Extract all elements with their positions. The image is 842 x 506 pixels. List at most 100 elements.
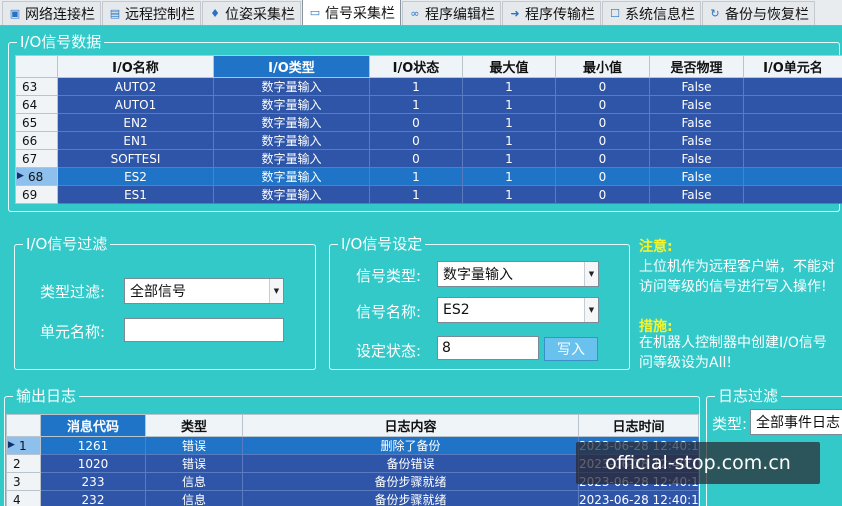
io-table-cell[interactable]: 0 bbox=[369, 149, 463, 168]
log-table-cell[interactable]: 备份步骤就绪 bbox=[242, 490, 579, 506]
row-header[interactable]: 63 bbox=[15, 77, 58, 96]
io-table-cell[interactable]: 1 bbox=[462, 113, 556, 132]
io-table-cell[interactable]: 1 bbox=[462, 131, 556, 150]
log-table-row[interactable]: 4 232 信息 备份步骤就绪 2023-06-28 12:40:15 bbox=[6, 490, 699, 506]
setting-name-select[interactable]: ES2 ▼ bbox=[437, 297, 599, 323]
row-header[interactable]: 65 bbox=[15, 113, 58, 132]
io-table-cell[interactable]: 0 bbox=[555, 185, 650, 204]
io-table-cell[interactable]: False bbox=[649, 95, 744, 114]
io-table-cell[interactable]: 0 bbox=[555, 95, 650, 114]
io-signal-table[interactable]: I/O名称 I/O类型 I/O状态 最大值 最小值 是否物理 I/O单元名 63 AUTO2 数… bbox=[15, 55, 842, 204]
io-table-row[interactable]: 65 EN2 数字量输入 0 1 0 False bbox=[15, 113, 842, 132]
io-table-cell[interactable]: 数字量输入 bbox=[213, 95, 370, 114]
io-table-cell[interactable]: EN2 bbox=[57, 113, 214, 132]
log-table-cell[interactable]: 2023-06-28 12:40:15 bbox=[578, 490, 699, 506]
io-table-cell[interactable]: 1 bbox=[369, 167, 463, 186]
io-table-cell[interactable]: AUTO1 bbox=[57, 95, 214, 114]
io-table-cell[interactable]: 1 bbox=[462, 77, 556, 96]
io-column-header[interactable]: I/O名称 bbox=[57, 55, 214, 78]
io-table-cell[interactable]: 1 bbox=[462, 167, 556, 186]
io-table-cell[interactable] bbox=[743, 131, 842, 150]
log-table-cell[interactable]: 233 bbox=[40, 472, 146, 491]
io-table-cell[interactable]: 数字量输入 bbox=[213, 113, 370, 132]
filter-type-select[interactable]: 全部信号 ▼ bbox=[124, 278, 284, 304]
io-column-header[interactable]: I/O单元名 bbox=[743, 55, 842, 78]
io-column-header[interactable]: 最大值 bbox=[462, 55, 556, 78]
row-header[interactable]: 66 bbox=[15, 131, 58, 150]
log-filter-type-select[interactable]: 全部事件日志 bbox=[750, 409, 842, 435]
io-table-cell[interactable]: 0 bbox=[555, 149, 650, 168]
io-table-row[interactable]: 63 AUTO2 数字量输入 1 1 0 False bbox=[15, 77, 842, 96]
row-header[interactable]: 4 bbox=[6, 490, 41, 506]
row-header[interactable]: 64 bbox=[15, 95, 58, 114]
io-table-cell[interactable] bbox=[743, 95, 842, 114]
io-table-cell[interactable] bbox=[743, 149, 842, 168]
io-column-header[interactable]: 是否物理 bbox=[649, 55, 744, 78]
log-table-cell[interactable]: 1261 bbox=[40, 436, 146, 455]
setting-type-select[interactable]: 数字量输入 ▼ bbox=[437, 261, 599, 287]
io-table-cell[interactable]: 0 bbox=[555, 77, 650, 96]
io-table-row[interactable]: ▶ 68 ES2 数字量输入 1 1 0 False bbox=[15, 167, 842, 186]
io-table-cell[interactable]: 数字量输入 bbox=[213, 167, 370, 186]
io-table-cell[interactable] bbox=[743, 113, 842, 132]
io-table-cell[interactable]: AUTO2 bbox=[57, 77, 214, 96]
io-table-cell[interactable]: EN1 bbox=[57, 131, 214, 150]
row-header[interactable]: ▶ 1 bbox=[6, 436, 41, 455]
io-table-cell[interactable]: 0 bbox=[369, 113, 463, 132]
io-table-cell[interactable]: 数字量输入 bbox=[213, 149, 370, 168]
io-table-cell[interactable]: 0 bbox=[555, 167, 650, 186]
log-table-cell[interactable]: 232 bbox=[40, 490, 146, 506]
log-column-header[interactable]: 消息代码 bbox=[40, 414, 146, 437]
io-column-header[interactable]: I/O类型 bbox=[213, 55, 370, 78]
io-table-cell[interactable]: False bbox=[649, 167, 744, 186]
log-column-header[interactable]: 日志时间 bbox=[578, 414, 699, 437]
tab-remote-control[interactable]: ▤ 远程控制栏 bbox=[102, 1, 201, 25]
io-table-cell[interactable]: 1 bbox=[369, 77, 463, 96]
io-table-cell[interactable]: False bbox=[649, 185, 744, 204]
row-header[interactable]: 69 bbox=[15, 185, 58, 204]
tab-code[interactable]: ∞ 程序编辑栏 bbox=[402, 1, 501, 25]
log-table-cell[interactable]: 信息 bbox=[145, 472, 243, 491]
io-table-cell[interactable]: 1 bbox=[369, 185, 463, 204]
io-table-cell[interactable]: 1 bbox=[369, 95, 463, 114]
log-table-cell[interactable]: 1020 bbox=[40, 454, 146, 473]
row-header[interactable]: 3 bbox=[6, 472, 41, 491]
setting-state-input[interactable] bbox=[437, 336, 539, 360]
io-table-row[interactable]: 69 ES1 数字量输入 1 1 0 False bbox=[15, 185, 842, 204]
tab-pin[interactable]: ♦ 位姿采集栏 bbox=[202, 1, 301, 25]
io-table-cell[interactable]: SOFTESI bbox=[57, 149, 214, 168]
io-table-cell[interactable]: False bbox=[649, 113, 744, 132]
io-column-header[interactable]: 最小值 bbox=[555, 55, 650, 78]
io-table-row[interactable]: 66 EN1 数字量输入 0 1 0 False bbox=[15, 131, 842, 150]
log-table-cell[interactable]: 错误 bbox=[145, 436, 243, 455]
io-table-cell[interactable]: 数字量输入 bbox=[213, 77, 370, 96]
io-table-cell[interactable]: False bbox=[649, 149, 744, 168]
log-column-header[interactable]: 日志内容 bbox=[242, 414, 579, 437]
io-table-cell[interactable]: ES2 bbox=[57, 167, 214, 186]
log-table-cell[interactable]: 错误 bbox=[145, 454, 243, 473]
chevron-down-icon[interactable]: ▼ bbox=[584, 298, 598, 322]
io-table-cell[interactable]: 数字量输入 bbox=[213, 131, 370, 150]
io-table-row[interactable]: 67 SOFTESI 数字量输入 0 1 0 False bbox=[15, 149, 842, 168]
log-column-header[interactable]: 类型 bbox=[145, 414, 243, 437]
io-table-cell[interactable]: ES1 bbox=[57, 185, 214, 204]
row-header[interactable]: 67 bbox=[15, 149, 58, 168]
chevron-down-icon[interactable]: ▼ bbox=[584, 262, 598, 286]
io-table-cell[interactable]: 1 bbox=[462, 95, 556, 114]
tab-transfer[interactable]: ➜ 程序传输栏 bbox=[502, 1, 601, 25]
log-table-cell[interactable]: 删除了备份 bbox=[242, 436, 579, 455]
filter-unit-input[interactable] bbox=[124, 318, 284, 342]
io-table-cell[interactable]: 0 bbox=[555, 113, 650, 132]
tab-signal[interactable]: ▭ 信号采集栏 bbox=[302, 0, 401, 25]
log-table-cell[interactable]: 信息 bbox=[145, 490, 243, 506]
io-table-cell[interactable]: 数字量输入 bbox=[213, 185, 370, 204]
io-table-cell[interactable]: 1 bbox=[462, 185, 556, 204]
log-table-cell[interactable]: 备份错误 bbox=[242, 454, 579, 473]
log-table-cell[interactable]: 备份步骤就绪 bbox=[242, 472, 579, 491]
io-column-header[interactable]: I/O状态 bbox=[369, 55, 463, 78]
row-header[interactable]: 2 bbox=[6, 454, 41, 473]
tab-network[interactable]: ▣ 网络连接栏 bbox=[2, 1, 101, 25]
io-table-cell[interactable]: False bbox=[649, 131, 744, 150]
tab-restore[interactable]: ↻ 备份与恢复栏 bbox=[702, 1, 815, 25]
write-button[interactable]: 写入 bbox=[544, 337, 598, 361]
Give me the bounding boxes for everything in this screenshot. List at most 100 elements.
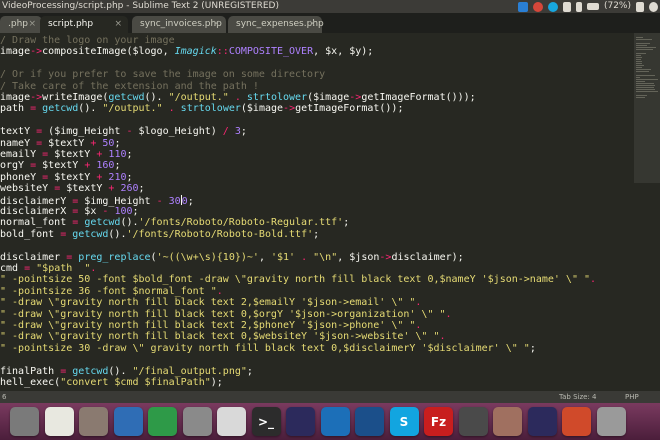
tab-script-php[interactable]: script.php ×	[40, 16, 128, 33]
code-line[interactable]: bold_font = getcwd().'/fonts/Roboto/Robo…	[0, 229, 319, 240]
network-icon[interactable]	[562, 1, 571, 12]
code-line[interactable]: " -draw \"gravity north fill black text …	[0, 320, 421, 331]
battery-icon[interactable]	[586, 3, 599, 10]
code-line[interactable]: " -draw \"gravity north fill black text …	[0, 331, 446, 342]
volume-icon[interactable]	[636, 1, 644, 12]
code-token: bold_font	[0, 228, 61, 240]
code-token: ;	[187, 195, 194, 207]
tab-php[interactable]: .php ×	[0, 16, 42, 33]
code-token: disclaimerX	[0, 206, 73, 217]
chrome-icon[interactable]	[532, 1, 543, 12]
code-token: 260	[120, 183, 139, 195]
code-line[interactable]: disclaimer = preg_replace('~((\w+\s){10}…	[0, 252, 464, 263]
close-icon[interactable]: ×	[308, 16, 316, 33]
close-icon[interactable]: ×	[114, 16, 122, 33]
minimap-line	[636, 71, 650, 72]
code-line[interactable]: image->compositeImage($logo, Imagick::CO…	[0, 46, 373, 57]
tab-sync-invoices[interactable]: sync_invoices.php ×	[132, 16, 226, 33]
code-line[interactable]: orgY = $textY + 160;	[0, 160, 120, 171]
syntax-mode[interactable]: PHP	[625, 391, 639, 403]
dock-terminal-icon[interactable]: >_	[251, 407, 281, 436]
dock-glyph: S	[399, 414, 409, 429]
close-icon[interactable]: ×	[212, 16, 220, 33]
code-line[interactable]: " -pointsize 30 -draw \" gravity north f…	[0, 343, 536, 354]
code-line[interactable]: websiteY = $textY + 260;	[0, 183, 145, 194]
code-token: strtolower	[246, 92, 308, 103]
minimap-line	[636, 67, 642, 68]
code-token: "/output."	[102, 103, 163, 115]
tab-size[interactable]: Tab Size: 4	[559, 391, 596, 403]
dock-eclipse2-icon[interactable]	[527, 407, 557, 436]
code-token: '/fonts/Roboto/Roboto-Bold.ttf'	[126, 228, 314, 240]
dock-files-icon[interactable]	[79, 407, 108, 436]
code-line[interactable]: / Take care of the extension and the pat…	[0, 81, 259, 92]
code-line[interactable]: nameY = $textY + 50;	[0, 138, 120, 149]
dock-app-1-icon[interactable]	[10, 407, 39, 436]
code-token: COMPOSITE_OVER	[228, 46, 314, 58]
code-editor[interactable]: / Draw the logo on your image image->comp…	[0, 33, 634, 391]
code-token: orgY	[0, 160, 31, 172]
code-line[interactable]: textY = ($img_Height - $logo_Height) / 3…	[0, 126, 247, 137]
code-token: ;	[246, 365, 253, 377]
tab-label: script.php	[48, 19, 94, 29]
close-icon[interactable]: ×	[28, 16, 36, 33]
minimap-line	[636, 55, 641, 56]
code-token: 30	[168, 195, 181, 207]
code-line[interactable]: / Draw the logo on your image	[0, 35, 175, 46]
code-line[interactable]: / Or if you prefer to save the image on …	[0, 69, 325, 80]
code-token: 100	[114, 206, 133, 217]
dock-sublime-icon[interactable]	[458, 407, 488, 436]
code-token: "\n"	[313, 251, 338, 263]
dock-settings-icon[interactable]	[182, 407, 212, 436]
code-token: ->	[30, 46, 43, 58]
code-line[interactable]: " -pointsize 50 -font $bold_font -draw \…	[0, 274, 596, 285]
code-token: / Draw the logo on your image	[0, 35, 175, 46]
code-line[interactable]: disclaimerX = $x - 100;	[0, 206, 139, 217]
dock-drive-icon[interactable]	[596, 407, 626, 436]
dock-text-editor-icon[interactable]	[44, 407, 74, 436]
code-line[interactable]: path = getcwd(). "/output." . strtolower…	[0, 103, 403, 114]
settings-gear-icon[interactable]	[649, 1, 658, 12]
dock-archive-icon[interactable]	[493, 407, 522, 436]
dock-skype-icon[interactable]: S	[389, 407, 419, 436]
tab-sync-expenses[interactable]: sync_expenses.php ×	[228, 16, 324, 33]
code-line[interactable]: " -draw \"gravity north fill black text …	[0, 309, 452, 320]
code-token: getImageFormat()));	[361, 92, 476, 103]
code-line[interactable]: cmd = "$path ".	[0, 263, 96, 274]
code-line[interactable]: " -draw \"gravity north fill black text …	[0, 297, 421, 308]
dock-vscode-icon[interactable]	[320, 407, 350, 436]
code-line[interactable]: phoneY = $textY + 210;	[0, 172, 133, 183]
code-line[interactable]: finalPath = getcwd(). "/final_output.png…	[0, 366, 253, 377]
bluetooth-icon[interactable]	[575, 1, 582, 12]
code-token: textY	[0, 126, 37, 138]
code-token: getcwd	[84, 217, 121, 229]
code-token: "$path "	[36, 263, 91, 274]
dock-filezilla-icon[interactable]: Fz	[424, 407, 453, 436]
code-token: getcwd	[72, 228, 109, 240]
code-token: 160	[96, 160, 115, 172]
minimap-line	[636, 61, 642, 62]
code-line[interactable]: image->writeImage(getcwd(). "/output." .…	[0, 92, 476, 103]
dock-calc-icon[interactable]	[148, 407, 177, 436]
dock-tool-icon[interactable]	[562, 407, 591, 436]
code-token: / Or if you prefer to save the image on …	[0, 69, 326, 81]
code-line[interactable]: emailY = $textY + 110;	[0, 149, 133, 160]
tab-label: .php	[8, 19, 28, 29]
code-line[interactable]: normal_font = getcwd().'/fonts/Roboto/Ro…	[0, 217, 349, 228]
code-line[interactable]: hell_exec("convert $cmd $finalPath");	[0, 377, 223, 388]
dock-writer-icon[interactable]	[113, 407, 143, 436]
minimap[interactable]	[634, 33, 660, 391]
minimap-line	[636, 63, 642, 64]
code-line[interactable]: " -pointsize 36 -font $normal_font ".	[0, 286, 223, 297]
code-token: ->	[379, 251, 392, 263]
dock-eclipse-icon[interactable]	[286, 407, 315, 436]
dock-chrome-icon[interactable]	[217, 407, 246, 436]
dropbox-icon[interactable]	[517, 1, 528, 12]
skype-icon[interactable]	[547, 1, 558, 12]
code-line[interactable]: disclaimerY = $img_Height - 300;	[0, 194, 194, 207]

########################################

Written task
Write out verbatim the lines of the material starting at the line that contains "io-table-cell[interactable]: 0 bbox=[369, 149, 463, 168]" and ending at the line that contains "io-table-cell[interactable]: 1 bbox=[462, 113, 556, 132]", including both of those lines.

Result
io-table-cell[interactable]: 0 bbox=[369, 149, 463, 168]
log-table-cell[interactable]: 备份步骤就绪 bbox=[242, 490, 579, 506]
row-header[interactable]: 63 bbox=[15, 77, 58, 96]
io-table-cell[interactable]: 1 bbox=[462, 113, 556, 132]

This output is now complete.